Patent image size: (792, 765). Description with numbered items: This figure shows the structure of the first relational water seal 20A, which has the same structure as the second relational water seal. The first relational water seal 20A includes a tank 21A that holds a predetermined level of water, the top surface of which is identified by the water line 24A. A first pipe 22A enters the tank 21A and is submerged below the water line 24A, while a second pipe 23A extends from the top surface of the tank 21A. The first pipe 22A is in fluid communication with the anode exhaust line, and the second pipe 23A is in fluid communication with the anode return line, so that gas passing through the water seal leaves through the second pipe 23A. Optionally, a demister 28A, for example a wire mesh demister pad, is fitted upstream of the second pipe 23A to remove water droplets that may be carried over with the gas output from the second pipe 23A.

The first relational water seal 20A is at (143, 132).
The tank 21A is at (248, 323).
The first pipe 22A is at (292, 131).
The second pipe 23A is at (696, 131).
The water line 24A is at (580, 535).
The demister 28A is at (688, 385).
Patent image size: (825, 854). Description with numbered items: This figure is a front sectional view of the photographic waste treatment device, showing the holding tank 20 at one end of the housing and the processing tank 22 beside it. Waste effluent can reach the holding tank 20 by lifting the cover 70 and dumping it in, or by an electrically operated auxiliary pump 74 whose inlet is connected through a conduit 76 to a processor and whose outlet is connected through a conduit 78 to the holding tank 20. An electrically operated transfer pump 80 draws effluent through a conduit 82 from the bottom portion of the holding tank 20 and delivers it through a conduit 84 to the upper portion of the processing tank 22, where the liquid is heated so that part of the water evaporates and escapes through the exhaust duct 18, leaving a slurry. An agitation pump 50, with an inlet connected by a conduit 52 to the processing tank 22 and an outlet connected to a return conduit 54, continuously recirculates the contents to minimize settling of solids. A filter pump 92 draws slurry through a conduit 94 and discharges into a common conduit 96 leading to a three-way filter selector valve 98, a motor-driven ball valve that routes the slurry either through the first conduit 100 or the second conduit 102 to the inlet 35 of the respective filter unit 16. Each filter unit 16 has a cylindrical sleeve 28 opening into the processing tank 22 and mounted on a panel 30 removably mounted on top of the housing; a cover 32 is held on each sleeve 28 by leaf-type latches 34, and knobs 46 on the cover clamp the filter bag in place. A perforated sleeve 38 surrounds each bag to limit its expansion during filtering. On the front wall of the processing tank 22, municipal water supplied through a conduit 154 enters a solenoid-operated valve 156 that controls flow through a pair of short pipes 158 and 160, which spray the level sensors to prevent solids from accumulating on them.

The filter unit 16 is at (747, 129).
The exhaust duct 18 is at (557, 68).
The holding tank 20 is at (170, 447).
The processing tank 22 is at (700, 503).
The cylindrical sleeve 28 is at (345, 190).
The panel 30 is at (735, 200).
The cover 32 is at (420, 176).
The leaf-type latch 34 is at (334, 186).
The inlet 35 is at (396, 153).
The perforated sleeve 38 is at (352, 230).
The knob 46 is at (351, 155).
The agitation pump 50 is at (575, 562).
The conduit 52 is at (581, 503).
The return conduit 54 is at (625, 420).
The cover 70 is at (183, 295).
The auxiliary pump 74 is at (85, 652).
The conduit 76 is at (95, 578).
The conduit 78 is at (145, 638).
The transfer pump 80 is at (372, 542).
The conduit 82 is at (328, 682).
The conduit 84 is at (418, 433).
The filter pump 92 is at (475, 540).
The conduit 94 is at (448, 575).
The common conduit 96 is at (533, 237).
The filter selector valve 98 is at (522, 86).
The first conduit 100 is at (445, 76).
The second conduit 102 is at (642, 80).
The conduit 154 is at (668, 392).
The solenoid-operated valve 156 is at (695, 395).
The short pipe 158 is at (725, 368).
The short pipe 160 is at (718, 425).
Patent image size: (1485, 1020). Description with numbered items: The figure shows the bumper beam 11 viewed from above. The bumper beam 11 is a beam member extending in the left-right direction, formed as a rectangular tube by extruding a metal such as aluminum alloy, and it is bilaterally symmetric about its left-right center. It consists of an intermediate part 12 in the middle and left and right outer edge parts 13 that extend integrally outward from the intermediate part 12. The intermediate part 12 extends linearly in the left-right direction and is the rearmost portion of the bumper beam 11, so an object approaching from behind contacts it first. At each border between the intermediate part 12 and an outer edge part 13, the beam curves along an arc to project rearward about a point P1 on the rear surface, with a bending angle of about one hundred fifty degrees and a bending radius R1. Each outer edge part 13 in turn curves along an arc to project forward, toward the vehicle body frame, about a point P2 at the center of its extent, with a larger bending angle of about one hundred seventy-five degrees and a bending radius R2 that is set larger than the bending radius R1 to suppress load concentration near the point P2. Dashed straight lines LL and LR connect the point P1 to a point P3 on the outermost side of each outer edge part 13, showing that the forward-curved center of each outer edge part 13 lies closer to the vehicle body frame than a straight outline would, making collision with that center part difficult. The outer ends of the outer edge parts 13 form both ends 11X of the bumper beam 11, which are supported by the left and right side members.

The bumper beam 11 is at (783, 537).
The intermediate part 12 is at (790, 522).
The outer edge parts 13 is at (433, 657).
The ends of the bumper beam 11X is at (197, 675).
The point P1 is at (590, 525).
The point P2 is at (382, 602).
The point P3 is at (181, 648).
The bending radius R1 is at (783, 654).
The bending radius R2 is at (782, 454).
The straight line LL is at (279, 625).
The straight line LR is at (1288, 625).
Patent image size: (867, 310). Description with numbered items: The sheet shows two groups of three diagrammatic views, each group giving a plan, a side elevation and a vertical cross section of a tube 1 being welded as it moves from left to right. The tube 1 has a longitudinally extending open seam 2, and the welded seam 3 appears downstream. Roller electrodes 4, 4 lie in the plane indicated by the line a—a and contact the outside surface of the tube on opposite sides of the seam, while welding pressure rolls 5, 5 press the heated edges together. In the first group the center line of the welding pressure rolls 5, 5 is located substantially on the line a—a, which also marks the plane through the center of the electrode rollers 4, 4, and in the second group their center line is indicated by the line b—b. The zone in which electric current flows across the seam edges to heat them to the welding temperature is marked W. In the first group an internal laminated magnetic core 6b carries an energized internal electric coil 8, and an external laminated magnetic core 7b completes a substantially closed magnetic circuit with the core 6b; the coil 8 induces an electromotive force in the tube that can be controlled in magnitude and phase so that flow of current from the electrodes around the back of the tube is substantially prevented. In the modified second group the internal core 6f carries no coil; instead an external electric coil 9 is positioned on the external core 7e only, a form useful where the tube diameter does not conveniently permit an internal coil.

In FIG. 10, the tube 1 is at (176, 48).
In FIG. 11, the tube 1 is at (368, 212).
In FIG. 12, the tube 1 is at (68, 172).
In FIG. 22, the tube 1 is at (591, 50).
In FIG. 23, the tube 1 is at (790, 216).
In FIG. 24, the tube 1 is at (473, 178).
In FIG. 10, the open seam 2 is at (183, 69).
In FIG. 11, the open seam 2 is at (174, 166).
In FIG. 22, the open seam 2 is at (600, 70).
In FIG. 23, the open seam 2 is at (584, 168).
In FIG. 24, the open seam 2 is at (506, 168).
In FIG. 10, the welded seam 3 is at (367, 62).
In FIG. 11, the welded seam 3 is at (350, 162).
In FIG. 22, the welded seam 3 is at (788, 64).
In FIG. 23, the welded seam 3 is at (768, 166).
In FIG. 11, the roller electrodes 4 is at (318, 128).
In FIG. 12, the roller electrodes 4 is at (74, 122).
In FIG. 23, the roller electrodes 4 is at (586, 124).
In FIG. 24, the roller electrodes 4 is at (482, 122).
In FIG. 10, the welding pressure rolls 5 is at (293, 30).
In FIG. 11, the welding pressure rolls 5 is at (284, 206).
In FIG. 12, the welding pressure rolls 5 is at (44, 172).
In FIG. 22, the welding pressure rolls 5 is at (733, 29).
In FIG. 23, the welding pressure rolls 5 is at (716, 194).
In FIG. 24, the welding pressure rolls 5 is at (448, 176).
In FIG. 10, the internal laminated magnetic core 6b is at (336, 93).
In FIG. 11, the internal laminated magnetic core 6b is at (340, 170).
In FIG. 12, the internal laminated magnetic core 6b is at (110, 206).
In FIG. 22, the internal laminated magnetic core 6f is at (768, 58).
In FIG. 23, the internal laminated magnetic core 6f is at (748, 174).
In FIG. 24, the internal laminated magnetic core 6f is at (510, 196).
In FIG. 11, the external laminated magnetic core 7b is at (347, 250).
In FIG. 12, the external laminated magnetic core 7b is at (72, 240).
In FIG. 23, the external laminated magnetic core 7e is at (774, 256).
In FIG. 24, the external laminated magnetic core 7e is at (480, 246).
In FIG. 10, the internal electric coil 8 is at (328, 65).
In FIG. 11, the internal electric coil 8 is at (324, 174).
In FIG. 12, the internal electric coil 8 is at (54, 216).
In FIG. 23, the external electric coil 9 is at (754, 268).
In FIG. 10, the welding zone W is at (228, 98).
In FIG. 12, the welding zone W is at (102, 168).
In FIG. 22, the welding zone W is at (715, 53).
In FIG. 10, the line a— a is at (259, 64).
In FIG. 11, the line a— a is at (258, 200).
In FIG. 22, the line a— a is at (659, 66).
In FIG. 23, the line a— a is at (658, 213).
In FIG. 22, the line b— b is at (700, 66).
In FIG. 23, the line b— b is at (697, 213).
= = = =
# Your instructions:
Reproduce the material word for word, from its very beginning through the line that contains "The demister 28A is at (688, 385).", including that line.

# The solution:
Patent image size: (792, 765). Description with numbered items: This figure shows the structure of the first relational water seal 20A, which has the same structure as the second relational water seal. The first relational water seal 20A includes a tank 21A that holds a predetermined level of water, the top surface of which is identified by the water line 24A. A first pipe 22A enters the tank 21A and is submerged below the water line 24A, while a second pipe 23A extends from the top surface of the tank 21A. The first pipe 22A is in fluid communication with the anode exhaust line, and the second pipe 23A is in fluid communication with the anode return line, so that gas passing through the water seal leaves through the second pipe 23A. Optionally, a demister 28A, for example a wire mesh demister pad, is fitted upstream of the second pipe 23A to remove water droplets that may be carried over with the gas output from the second pipe 23A.

The first relational water seal 20A is at (143, 132).
The tank 21A is at (248, 323).
The first pipe 22A is at (292, 131).
The second pipe 23A is at (696, 131).
The water line 24A is at (580, 535).
The demister 28A is at (688, 385).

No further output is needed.